▶ [Bloc de texte]:
La drone valley lémanique au service de l’humanitaire
Le recours aux drones est une tendance de fond dans le milieu humanitaire. En 2014, les Nations Unies ont émis leurs premières lignes d'orientation sur le sujet. En avril 2015, lors du tremblement de terre au Népal, l’ONG suisse Medair, basée à Lausanne et spécialisée dans l’aide d’urgence, a eu recours à des drones pour mesurer l’étendue des dégâts, savoir quelles étaient les zones nécessitant l’intervention la plus urgente et planifier les distributions pour les endroits dont l’accès avait été bloqué.
En Suisse, de nombreuses start-up développent des produits spécifiques. Ainsi Flyability, avec son Gimball, capable d’entrer dans des bâtiments effondrés ou en feu, travaille déjà pour le compte d’ONG. Cette boule de carbone pourrait à l’avenir épauler les équipes de secours après un tremblement de terre. Grâce à cette innovation, la société a obtenu en 2015 le premier prix, d’un million de dollars, du concours «Drones for Good» à Dubaï.
Début 2016, Red Line, le projet du laboratoire Afrotech de l’EPFL, a fait voler ses premiers drones cargos en Afrique. Cette première flotte de drones, capable d’emporter 10 kg de cargaison chacun, achemine des médicaments et des poches de sang dans les zones les plus reculées.
Les drones de Red Line ont également permis de multiplier les tests de dépistage du VIH au Malawi en acheminant les tests entre les dispensaires et les zones rurales. Si l’utilisation des drones dans des zones sinistrées est en plein développement (le marché devrait peser 1,2 milliard de dollars d’ici 2020), elle reste ambiguë et mal réglementée. En effet, dans les zones de conflits, le bourdonnement des drones est bien souvent le signe de frappes aériennes imminentes pour les populations. Pourtant, toutes les entreprises qui développent des drones dans le domaine de l’humanitaire sont des acteurs commerciaux, dont les produits sont destinés à un usage civil.

▶ [Travail demandé]:
a. Résumez en deux phrases le texte ci-dessus sur les drones au service de l'humanitaire.
b. Reprenez le texte sur les drones au service de l'humanitaire à la suite de sa dernière phrase.

▶ [Matériel fourni]:
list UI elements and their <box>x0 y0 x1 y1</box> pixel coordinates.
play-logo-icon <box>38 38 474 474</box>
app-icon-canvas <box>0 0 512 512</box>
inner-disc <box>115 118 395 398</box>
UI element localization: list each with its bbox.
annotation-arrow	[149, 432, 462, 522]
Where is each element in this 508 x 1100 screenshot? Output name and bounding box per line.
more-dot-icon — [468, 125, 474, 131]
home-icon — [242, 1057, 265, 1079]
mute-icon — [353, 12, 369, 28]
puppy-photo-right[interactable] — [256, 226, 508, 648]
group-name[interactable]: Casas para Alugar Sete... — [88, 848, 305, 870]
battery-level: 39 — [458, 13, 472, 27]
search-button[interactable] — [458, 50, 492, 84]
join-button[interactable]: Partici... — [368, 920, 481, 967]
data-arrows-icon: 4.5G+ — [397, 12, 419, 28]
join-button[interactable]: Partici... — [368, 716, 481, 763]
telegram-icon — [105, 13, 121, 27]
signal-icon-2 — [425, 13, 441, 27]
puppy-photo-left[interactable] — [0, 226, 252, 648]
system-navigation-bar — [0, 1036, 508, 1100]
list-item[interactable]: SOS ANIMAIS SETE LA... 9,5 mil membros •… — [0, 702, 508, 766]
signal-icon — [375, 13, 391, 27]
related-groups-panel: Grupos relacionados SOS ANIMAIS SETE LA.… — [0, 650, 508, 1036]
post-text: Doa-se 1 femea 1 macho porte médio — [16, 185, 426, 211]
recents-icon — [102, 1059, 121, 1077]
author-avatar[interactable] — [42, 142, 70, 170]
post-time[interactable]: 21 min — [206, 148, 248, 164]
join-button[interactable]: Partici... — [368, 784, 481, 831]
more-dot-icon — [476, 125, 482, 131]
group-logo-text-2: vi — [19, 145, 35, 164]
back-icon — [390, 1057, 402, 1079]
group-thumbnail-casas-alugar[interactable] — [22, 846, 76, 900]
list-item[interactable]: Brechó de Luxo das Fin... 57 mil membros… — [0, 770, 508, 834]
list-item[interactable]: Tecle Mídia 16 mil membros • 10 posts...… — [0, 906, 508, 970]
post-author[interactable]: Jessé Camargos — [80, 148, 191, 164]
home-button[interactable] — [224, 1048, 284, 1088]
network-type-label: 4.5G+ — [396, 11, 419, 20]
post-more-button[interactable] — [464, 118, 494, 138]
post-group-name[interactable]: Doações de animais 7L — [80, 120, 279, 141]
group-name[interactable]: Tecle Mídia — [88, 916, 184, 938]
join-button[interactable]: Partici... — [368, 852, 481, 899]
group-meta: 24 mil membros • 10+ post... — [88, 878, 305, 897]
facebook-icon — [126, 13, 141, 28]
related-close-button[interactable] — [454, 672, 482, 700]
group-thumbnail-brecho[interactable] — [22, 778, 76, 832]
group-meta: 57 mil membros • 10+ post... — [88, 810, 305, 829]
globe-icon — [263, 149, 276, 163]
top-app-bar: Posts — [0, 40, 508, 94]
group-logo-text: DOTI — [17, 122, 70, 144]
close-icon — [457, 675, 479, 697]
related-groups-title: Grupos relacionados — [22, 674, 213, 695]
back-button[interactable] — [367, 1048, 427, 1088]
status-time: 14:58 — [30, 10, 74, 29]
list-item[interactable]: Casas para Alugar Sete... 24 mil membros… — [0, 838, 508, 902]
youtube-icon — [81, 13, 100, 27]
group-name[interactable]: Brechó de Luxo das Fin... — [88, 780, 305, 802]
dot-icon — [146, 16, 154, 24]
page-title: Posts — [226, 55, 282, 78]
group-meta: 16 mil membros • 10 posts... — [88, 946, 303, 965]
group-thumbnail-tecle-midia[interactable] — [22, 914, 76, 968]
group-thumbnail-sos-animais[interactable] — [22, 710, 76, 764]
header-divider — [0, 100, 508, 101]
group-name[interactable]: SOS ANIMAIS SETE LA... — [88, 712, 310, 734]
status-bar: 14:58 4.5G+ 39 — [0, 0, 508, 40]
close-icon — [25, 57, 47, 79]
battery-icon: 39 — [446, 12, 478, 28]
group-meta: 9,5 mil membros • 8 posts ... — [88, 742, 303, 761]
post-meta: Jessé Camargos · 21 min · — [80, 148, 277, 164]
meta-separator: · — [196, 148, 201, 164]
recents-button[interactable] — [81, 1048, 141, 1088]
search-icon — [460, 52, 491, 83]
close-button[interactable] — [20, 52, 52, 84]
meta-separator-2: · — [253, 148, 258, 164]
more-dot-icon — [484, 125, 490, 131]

▶ [Réponses aux consignes]:
a. Les drones sont de plus en plus utilisés dans l'humanitaire : l'ONG lausannoise Medair s'en est servie lors du tremblement de terre au Népal en 2015, la start-up suisse Flyability a conçu le Gimball pour entrer dans des bâtiments effondrés ou en feu, et les drones cargos de Red Line, un projet de l'EPFL, acheminent des médicaments, des poches de sang et des tests de dépistage du VIH en Afrique. Ce marché en plein développement reste toutefois ambigu et mal réglementé, car dans les zones de conflit le bourdonnement des drones annonce souvent des frappes aériennes, alors même que les entreprises du secteur sont des acteurs commerciaux aux produits destinés à un usage civil.

b.
Santé, sécurité et électricité
Un nombre croissant de start-up suisses innovent dans d’autres secteurs de l’humanitaire. A Gland, la jeune pousse vaudoise DBS System a levé 2,5 millions de francs pour son dispositif de microprélèvement sanguin. Baptisé HemaXis, son dispositif consiste en un kit à peine plus grand qu’une carte de visite permettant de s’affranchir de la traditionnelle prise de sang. Il suffit de se piquer le bout du doigt à l’aide d’une lancette. La goutte de sang est alors mise en contact avec la plaquette en plastique et pénètre, par capillarité, dans quatre microcanaux. Elle est alors dirigée vers du papier absorbant. Le kit, contenant le sang séché, est ensuite envoyé par la poste au laboratoire chargé de l’analyse. DBS System commercialise déjà la première génération de son dispositif, utilisé par des laboratoires, des universités et des ONG.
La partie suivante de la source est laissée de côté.